### Stored items from a collection

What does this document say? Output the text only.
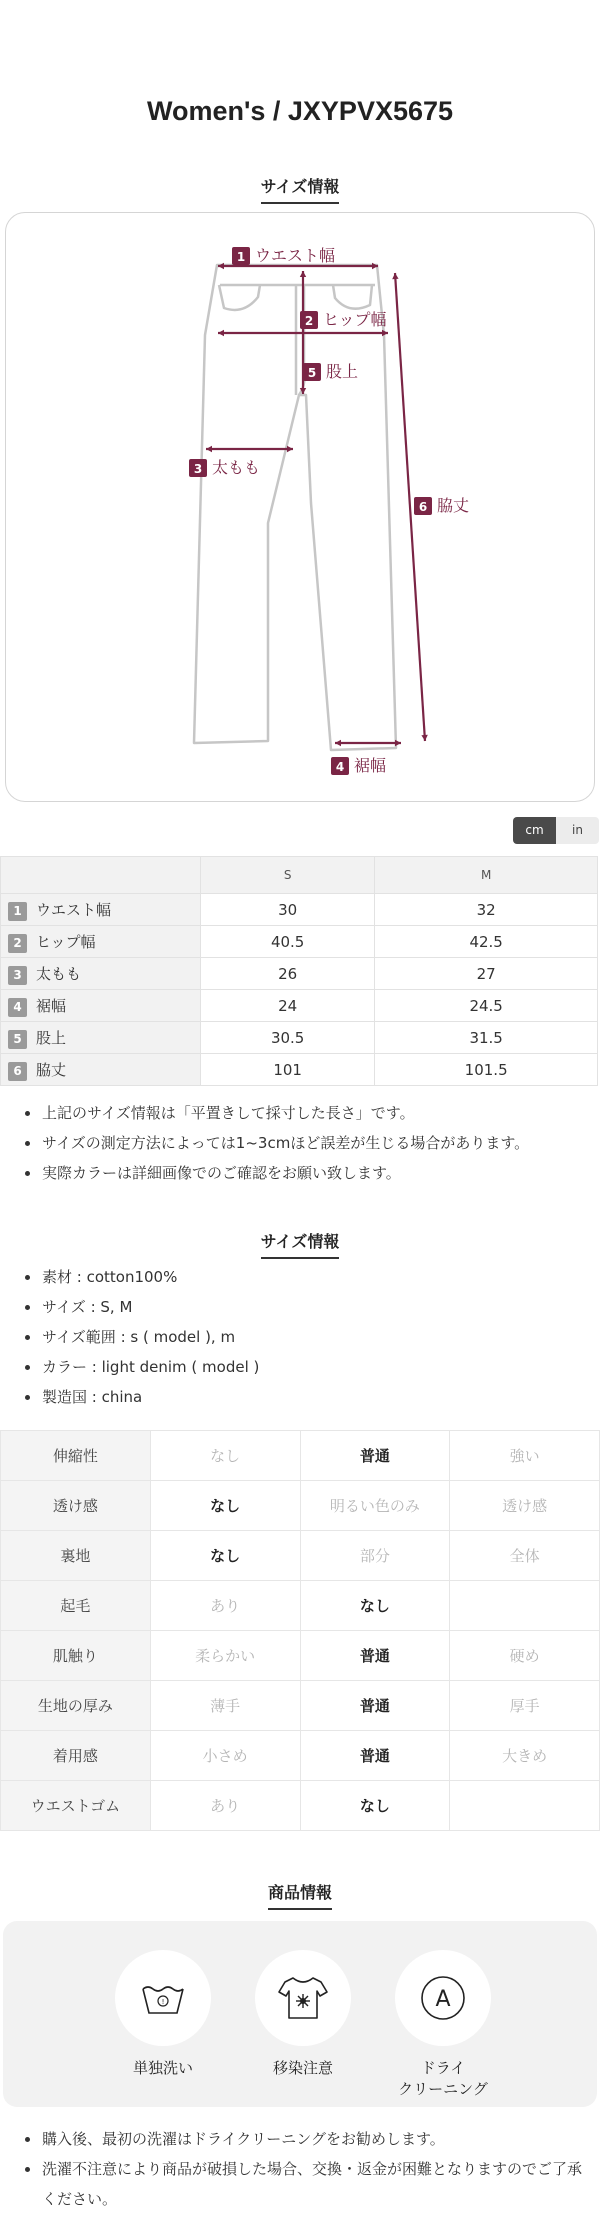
Women's / JXYPVX5675
サイズ情報
1 ウエスト幅
2 ヒップ幅
3 太もも
4 裾幅
5 股上
6 脇丈
cm	in
	S	M
1 ウエスト幅	30	32
2 ヒップ幅	40.5	42.5
3 太もも	26	27
4 裾幅	24	24.5
5 股上	30.5	31.5
6 脇丈	101	101.5
上記のサイズ情報は「平置きして採寸した長さ」です。
サイズの測定方法によっては1~3cmほど誤差が生じる場合があります。
実際カラーは詳細画像でのご確認をお願い致します。
サイズ情報
素材 : cotton100%
サイズ : S, M
サイズ範囲 : s ( model ), m
カラー : light denim ( model )
製造国 : china
伸縮性	なし	普通	強い
透け感	なし	明るい色のみ	透け感
裏地	なし	部分	全体
起毛	あり	なし	
肌触り	柔らかい	普通	硬め
生地の厚み	薄手	普通	厚手
着用感	小さめ	普通	大きめ
ウエストゴム	あり	なし	
商品情報
!
単独洗い	移染注意
A
ドライ
クリーニング
購入後、最初の洗濯はドライクリーニングをお勧めします。
洗濯不注意により商品が破損した場合、交換・返金が困難となりますのでご了承ください。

### Requirements
Leaving out the pictures, repeat the data above exactly.

### Written solution
What does this document say? Output the text only.
Women's / JXYPVX5675
サイズ情報
1 ウエスト幅
2 ヒップ幅
3 太もも
4 裾幅
5 股上
6 脇丈
cm	in
	S	M
1 ウエスト幅	30	32
2 ヒップ幅	40.5	42.5
3 太もも	26	27
4 裾幅	24	24.5
5 股上	30.5	31.5
6 脇丈	101	101.5
上記のサイズ情報は「平置きして採寸した長さ」です。
サイズの測定方法によっては1~3cmほど誤差が生じる場合があります。
実際カラーは詳細画像でのご確認をお願い致します。
サイズ情報
素材 : cotton100%
サイズ : S, M
サイズ範囲 : s ( model ), m
カラー : light denim ( model )
製造国 : china
伸縮性	なし	普通	強い
透け感	なし	明るい色のみ	透け感
裏地	なし	部分	全体
起毛	あり	なし	
肌触り	柔らかい	普通	硬め
生地の厚み	薄手	普通	厚手
着用感	小さめ	普通	大きめ
ウエストゴム	あり	なし	
商品情報
!
単独洗い	移染注意
A
ドライ
クリーニング
購入後、最初の洗濯はドライクリーニングをお勧めします。
洗濯不注意により商品が破損した場合、交換・返金が困難となりますのでご了承ください。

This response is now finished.